-- start of Entries --

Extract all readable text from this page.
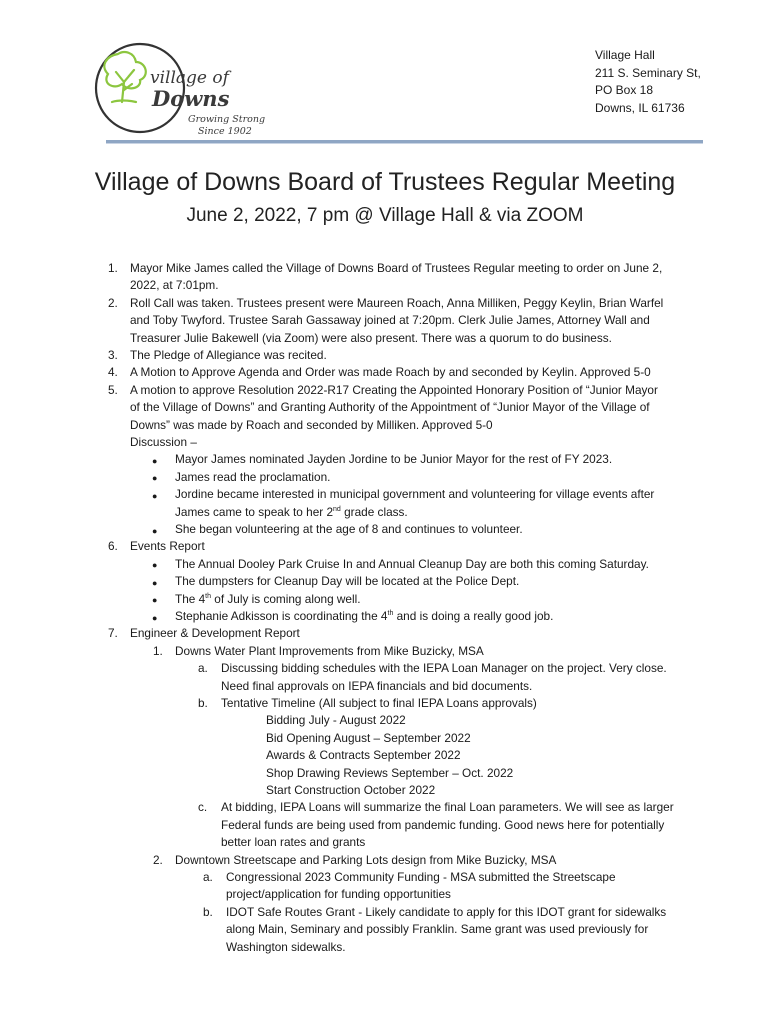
village of
Downs
Growing Strong
Since 1902
Village Hall
211 S. Seminary St,
PO Box 18
Downs, IL 61736
Village of Downs Board of Trustees Regular Meeting
June 2, 2022, 7 pm @ Village Hall & via ZOOM
1. Mayor Mike James called the Village of Downs Board of Trustees Regular meeting to order on June 2,
2022, at 7:01pm.
2. Roll Call was taken. Trustees present were Maureen Roach, Anna Milliken, Peggy Keylin, Brian Warfel
and Toby Twyford. Trustee Sarah Gassaway joined at 7:20pm. Clerk Julie James, Attorney Wall and
Treasurer Julie Bakewell (via Zoom) were also present. There was a quorum to do business.
3. The Pledge of Allegiance was recited.
4. A Motion to Approve Agenda and Order was made Roach by and seconded by Keylin. Approved 5-0
5. A motion to approve Resolution 2022-R17 Creating the Appointed Honorary Position of “Junior Mayor
of the Village of Downs” and Granting Authority of the Appointment of “Junior Mayor of the Village of
Downs” was made by Roach and seconded by Milliken. Approved 5-0
Discussion –
● Mayor James nominated Jayden Jordine to be Junior Mayor for the rest of FY 2023.
● James read the proclamation.
● Jordine became interested in municipal government and volunteering for village events after
James came to speak to her 2nd grade class.
● She began volunteering at the age of 8 and continues to volunteer.
6. Events Report
● The Annual Dooley Park Cruise In and Annual Cleanup Day are both this coming Saturday.
● The dumpsters for Cleanup Day will be located at the Police Dept.
● The 4th of July is coming along well.
● Stephanie Adkisson is coordinating the 4th and is doing a really good job.
7. Engineer & Development Report
1. Downs Water Plant Improvements from Mike Buzicky, MSA
a. Discussing bidding schedules with the IEPA Loan Manager on the project. Very close.
Need final approvals on IEPA financials and bid documents.
b. Tentative Timeline (All subject to final IEPA Loans approvals)
Bidding July - August 2022
Bid Opening August – September 2022
Awards & Contracts September 2022
Shop Drawing Reviews September – Oct. 2022
Start Construction October 2022
c. At bidding, IEPA Loans will summarize the final Loan parameters. We will see as larger
Federal funds are being used from pandemic funding. Good news here for potentially
better loan rates and grants
2. Downtown Streetscape and Parking Lots design from Mike Buzicky, MSA
a. Congressional 2023 Community Funding - MSA submitted the Streetscape
project/application for funding opportunities
b. IDOT Safe Routes Grant - Likely candidate to apply for this IDOT grant for sidewalks
along Main, Seminary and possibly Franklin. Same grant was used previously for
Washington sidewalks.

-- end of Entries --

- **Work to do**
Report how many lines of the records above contain the word "used", and give only that number.

- **Complete response**
2